Count the lines below that contain "User". Give only the number.

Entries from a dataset
===

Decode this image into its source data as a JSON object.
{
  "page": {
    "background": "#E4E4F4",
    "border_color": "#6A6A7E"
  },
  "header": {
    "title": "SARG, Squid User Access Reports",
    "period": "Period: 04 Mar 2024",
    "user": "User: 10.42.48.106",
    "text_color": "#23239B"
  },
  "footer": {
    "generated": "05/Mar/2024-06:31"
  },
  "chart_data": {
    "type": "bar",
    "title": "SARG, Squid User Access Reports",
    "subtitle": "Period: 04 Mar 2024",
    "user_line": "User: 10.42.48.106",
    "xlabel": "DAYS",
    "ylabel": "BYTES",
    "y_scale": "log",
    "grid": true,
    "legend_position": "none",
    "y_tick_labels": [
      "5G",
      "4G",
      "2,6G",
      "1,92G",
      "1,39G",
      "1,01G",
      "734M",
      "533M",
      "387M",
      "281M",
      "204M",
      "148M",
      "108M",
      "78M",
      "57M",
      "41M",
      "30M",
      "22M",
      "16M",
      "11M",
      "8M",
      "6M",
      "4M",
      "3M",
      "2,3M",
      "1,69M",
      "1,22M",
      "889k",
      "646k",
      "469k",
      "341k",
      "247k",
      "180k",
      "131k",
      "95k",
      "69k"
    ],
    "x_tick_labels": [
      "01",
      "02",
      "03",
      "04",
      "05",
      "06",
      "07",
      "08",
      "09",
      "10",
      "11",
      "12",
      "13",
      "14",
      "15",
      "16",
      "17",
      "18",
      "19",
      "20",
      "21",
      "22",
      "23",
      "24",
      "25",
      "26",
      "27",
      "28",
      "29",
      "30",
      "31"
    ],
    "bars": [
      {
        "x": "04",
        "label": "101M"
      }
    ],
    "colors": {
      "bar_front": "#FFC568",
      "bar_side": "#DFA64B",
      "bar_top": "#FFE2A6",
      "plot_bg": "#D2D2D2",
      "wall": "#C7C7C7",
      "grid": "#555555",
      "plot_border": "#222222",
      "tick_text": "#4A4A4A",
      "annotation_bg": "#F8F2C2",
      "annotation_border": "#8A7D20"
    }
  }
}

===

**The response**: 4